(Credit: Greg Mably)

For years the Am Law 200 results have shown a deepening chasm between the most elite firms and the rest, and 2016 was no different. But this spread is posing a particular challenge for the firms that rank just below the largest and richest firms. The Am Law 51-100 is at a crossroads. In a legal services climate where standing out from the pack is the key to success, this varied group of firms share some common elements that make differentiation difficult to achieve.

These firms often don’t offer international services, but have enough overhead to push their rates higher than those of the group below them. They can at times be too large to be an attractive merger partner because of the risk of profit dilution. Their ability to innovate is hampered because The Am Law 51-100 have more stakeholders to get on board than smaller firms do. And they don’t have as much money to invest in innovation as the group above them, because maintaining their PPP is crucial to their ability to attract lateral talent.

★ ★ ★ ★ ★

- [Required task 1]: State how many lines in the records below contain the word "with". Case counts; give only the number.

- [Rows]:
★ ★ ★ ★ ★

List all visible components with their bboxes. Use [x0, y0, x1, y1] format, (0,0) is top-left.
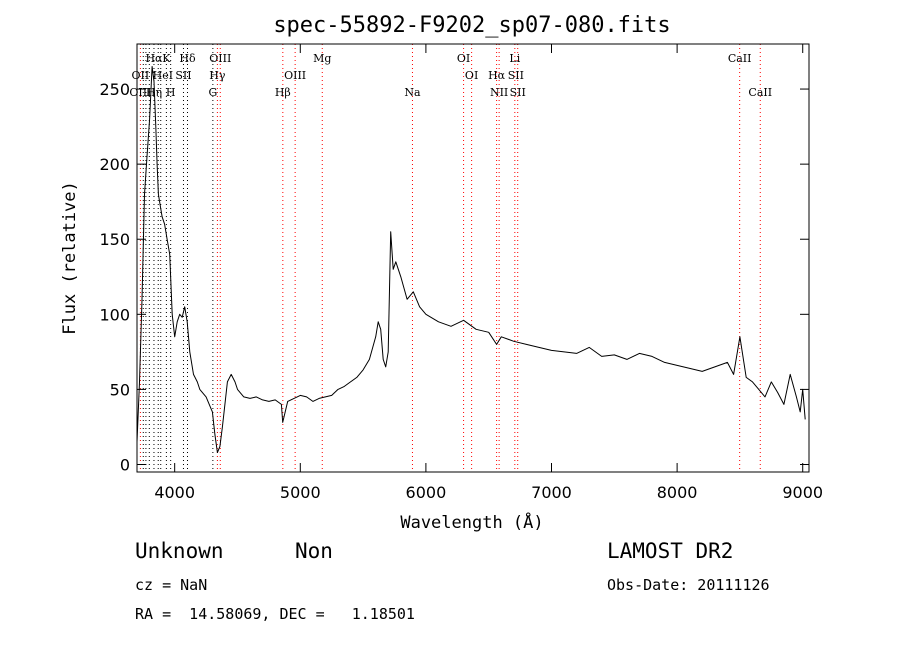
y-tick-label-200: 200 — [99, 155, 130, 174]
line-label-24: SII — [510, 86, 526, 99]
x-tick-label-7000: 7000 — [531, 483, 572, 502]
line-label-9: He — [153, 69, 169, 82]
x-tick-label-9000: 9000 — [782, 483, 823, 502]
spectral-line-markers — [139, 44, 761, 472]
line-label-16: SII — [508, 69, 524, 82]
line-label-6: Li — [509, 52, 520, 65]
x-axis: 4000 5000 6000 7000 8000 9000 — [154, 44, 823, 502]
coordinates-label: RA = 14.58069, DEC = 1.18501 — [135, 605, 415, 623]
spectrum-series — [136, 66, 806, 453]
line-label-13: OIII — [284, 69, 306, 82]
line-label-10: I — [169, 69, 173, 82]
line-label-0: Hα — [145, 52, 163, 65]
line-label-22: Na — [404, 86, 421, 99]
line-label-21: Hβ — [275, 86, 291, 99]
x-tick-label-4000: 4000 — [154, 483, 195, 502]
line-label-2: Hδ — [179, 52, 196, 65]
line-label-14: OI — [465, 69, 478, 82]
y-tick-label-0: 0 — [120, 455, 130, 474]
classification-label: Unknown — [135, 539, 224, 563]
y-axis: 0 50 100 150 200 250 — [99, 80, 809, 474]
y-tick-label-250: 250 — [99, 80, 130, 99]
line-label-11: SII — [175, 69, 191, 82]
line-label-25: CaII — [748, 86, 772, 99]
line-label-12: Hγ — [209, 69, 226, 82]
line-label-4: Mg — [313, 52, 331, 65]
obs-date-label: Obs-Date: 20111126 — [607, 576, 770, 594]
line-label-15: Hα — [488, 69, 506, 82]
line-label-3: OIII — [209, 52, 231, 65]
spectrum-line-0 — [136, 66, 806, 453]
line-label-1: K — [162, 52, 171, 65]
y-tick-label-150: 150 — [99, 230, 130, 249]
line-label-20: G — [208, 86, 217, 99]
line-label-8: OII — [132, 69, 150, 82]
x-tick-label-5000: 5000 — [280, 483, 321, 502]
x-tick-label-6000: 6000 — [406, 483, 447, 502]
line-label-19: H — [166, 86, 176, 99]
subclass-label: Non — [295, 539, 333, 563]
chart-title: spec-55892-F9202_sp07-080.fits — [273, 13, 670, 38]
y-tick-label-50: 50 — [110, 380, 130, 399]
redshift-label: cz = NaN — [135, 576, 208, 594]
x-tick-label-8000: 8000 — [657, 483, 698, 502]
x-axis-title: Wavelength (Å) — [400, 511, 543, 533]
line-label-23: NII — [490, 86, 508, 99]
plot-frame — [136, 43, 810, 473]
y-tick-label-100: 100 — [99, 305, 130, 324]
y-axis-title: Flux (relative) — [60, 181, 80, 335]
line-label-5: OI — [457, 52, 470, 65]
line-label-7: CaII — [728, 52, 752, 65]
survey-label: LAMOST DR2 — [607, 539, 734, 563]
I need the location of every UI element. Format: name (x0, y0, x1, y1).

★ ★ ★ ★ ★

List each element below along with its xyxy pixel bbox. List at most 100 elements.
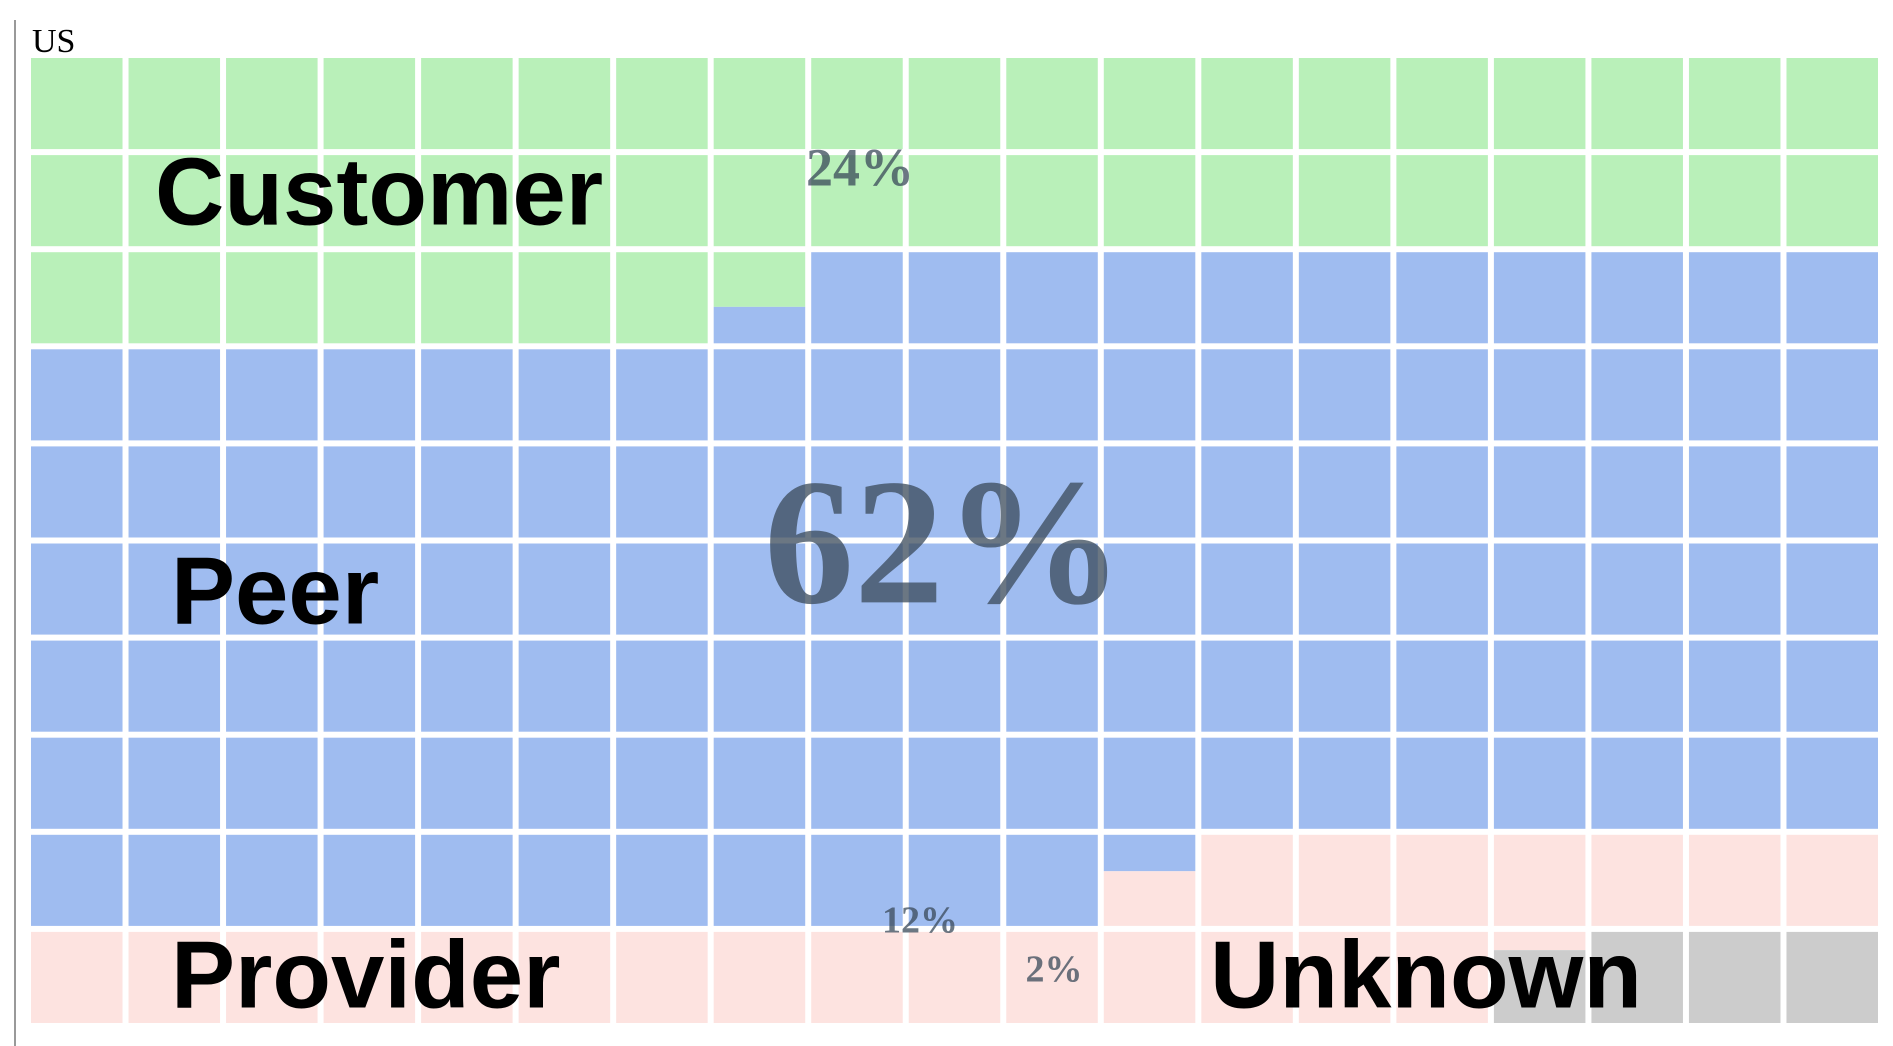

★ ★ ★ ★ ★

- [Required task 2]:
Answer these from the text about law firms:
(a) Which group of firms does the text say is at a crossroads?
(b) What risk can make these firms unattractive as merger partners?
(c) What does the text say is crucial to their ability to attract lateral talent?

- [Expected answer 1]: 2

- [Expected answer 2]:
(a) The Am Law 51-100
(b) The risk of profit dilution
(c) Maintaining their PPP